Task prompt — Find the lines of data that contain the string "this", then list them.

-------- Records to process --------

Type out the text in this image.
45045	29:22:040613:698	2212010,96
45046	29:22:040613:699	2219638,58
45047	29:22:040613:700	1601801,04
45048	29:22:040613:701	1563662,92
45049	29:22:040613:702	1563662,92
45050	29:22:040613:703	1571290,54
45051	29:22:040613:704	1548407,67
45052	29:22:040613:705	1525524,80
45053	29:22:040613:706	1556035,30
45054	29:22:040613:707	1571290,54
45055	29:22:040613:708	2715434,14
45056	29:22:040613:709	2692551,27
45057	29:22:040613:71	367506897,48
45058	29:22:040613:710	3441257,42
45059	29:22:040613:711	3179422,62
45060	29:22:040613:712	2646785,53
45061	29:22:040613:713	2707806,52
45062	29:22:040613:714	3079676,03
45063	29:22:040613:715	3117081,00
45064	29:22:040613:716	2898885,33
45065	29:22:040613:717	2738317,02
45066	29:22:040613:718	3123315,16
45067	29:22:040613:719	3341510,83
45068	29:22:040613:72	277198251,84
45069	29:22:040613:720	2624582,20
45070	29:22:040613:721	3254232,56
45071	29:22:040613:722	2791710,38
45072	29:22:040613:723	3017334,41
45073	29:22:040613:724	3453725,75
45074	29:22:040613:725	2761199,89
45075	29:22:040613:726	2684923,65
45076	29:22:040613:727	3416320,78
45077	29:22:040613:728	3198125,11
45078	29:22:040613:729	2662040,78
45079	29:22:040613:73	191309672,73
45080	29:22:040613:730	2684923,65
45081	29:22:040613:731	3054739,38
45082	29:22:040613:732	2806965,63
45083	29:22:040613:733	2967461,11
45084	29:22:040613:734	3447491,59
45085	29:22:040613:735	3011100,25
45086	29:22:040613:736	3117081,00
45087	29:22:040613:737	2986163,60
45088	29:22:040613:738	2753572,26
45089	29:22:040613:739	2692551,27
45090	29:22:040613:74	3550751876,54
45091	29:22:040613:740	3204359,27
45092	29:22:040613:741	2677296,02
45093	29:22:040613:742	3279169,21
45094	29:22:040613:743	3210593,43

--------
-------- Records to process --------

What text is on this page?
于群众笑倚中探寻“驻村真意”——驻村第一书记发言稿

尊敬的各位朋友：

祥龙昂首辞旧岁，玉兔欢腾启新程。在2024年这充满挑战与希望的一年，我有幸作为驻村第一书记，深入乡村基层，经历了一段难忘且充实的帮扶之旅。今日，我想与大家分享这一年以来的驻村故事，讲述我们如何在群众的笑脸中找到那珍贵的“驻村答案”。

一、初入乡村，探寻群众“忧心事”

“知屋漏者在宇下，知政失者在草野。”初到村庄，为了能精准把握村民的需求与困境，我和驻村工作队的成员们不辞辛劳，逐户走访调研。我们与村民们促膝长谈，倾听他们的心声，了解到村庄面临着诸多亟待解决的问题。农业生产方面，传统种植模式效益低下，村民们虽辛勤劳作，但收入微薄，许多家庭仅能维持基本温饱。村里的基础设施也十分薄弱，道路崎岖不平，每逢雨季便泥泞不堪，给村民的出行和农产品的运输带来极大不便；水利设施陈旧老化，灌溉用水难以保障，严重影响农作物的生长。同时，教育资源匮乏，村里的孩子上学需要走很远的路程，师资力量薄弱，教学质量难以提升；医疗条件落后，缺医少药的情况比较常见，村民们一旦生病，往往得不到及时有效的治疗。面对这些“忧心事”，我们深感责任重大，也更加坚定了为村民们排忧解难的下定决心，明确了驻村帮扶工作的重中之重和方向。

--------

Task output —
Type out the text in this image.
What text is on this page?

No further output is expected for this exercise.